[Stored items from a collection]

****************************************

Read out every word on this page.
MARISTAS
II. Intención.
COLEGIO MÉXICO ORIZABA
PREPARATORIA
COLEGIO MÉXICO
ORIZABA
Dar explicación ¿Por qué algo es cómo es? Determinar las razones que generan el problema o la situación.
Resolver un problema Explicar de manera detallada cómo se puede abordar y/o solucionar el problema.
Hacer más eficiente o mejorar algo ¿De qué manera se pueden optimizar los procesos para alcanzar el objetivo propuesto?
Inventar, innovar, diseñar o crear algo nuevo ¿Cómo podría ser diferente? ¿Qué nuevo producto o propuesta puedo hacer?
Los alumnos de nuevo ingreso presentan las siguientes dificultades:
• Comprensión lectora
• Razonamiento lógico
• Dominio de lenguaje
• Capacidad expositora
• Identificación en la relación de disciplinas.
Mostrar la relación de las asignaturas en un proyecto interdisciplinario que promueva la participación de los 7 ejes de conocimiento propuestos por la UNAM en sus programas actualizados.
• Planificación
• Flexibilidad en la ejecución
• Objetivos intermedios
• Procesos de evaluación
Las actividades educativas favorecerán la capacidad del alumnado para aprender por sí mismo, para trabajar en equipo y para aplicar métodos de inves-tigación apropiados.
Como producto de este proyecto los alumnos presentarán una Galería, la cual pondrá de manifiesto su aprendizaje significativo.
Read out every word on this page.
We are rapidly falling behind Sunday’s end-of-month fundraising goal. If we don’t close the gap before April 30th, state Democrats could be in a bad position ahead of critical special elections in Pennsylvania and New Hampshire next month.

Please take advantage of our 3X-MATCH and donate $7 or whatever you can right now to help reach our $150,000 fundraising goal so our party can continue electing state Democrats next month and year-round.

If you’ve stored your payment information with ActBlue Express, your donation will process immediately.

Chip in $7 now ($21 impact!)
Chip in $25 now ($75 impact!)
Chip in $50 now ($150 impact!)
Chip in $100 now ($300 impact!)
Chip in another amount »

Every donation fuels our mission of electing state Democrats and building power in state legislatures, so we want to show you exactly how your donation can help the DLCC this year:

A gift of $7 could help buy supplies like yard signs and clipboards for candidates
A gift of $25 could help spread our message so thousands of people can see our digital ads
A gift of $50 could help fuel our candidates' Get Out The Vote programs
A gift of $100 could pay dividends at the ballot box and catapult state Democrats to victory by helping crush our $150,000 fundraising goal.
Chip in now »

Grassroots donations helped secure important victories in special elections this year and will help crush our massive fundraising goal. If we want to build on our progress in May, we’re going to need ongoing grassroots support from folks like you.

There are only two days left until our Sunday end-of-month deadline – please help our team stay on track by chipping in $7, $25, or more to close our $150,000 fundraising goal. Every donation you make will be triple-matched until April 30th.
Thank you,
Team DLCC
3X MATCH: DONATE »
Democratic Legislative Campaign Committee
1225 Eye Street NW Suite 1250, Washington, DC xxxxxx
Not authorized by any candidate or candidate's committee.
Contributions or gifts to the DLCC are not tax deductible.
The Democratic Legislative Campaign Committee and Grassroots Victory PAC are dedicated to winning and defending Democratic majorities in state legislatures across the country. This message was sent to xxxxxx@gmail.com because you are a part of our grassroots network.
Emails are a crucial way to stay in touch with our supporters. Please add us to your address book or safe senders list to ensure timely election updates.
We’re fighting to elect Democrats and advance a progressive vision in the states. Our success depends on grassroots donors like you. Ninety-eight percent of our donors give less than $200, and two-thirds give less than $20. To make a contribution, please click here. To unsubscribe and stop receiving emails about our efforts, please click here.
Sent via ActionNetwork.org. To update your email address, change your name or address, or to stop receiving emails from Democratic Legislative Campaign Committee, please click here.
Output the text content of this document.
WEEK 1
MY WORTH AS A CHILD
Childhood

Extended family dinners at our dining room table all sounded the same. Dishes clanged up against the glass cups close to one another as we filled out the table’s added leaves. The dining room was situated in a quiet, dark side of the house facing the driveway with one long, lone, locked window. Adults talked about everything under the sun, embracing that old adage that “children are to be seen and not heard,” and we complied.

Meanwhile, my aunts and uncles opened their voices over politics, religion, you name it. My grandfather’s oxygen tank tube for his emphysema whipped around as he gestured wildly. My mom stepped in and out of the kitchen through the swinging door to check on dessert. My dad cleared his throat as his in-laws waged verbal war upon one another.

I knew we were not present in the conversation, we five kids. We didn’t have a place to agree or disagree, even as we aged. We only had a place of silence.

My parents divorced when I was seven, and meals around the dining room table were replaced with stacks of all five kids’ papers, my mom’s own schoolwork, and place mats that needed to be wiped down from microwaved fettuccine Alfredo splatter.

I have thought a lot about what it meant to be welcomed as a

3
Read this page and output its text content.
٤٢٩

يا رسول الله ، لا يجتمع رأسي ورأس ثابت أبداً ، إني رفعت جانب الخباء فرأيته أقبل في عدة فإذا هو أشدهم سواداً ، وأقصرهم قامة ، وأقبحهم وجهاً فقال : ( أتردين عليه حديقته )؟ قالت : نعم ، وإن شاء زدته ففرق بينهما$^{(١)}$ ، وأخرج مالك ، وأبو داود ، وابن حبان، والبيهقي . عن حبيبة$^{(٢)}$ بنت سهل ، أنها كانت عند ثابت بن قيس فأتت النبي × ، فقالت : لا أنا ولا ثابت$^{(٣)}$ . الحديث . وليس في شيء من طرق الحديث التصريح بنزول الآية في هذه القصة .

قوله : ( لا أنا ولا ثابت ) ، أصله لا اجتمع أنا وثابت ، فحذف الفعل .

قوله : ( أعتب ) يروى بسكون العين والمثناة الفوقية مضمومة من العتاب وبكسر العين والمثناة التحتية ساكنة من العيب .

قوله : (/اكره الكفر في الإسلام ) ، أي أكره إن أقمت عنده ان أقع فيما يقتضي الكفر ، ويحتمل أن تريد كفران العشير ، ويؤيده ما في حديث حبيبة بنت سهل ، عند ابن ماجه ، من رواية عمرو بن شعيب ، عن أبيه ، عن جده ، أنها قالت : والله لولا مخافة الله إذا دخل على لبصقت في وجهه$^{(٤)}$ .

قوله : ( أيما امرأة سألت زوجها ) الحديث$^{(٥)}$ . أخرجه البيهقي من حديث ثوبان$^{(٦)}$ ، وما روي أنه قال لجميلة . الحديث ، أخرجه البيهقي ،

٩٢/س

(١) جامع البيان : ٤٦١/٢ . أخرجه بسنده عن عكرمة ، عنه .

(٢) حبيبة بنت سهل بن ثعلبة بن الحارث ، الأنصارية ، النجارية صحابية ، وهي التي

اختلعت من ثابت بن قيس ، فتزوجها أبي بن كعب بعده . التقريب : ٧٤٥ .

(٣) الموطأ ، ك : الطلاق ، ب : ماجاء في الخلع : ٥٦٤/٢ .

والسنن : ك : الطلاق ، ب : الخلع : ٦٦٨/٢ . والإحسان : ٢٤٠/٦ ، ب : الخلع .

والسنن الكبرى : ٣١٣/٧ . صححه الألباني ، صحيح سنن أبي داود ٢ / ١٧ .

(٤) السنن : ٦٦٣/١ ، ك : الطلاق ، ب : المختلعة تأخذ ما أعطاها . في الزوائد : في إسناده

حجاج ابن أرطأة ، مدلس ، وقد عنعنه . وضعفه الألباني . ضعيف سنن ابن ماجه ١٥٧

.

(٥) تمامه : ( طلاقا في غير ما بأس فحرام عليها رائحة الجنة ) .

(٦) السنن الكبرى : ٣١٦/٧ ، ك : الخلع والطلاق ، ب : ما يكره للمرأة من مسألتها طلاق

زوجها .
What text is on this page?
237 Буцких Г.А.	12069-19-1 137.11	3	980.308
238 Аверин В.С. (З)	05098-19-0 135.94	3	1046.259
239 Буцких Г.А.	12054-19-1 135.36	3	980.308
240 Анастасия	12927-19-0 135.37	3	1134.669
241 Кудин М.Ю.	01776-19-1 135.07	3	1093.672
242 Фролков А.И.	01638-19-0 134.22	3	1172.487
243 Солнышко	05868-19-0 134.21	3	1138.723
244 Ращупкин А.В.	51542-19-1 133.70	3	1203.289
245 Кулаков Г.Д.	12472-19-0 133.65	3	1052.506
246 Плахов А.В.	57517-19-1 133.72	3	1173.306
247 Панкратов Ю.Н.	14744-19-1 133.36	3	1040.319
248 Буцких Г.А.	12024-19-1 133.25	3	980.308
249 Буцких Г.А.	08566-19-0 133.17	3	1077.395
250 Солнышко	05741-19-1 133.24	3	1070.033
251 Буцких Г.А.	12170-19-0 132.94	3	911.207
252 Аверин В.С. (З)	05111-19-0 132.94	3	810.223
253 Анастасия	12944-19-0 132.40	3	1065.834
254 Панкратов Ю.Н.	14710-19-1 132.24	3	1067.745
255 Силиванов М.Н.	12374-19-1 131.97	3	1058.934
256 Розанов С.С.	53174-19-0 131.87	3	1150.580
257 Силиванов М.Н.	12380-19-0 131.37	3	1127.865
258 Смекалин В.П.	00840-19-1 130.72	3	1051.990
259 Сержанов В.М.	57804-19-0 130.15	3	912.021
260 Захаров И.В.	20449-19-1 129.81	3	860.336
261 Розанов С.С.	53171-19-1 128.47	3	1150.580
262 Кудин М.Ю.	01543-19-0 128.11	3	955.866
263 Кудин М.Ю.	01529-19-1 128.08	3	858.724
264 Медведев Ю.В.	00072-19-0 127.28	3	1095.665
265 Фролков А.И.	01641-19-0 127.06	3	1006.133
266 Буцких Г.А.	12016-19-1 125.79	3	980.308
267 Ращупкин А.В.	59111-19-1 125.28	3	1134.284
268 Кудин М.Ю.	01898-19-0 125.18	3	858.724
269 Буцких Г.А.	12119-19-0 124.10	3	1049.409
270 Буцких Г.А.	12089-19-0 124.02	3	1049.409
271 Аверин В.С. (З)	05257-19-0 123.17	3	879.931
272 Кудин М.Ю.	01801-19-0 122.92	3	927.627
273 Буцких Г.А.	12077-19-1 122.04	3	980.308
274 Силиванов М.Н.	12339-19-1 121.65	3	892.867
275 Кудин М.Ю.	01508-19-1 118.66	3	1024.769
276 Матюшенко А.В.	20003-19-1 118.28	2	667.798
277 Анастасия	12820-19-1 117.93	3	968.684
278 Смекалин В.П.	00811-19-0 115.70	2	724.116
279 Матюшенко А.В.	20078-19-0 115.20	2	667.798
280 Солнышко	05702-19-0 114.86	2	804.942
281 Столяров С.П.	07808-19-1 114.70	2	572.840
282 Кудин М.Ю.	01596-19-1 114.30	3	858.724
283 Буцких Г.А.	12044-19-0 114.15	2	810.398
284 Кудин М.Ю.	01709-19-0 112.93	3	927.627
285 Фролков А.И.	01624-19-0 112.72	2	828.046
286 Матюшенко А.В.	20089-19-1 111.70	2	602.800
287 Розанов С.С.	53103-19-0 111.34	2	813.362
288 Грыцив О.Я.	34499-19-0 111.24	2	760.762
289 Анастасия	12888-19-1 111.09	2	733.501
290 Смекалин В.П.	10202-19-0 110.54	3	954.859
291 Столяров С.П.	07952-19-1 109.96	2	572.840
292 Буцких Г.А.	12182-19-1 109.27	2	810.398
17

****************************************

Gather every line from the entries above where the word "داود" appears, and copy them.

-- EXERCISE RESULT --
يا رسول الله ، لا يجتمع رأسي ورأس ثابت أبداً ، إني رفعت جانب الخباء فرأيته أقبل في عدة فإذا هو أشدهم سواداً ، وأقصرهم قامة ، وأقبحهم وجهاً فقال : ( أتردين عليه حديقته )؟ قالت : نعم ، وإن شاء زدته ففرق بينهما$^{(١)}$ ، وأخرج مالك ، وأبو داود ، وابن حبان، والبيهقي . عن حبيبة$^{(٢)}$ بنت سهل ، أنها كانت عند ثابت بن قيس فأتت النبي × ، فقالت : لا أنا ولا ثابت$^{(٣)}$ . الحديث . وليس في شيء من طرق الحديث التصريح بنزول الآية في هذه القصة .
والسنن الكبرى : ٣١٣/٧ . صححه الألباني ، صحيح سنن أبي داود ٢ / ١٧ .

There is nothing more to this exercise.